Data provided>
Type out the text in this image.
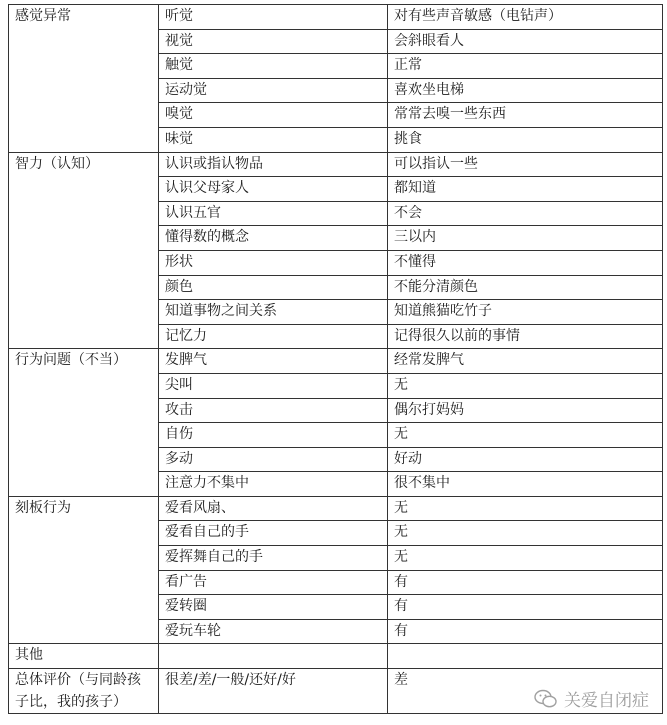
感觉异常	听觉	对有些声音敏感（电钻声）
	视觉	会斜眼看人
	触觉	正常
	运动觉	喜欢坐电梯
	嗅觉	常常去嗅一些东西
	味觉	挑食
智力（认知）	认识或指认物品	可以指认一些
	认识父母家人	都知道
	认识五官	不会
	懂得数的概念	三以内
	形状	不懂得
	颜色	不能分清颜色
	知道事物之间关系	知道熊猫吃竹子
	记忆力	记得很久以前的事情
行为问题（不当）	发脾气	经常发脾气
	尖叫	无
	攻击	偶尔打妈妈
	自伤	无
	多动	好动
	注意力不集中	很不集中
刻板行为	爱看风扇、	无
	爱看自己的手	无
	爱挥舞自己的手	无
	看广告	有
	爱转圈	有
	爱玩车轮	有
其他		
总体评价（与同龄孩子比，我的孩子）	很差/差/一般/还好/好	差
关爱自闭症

The request>
Leave out every picture and copy the rest of the records exactly.

The response>
Type out the text in this image.
感觉异常	听觉	对有些声音敏感（电钻声）
	视觉	会斜眼看人
	触觉	正常
	运动觉	喜欢坐电梯
	嗅觉	常常去嗅一些东西
	味觉	挑食
智力（认知）	认识或指认物品	可以指认一些
	认识父母家人	都知道
	认识五官	不会
	懂得数的概念	三以内
	形状	不懂得
	颜色	不能分清颜色
	知道事物之间关系	知道熊猫吃竹子
	记忆力	记得很久以前的事情
行为问题（不当）	发脾气	经常发脾气
	尖叫	无
	攻击	偶尔打妈妈
	自伤	无
	多动	好动
	注意力不集中	很不集中
刻板行为	爱看风扇、	无
	爱看自己的手	无
	爱挥舞自己的手	无
	看广告	有
	爱转圈	有
	爱玩车轮	有
其他		
总体评价（与同龄孩子比，我的孩子）	很差/差/一般/还好/好	差
关爱自闭症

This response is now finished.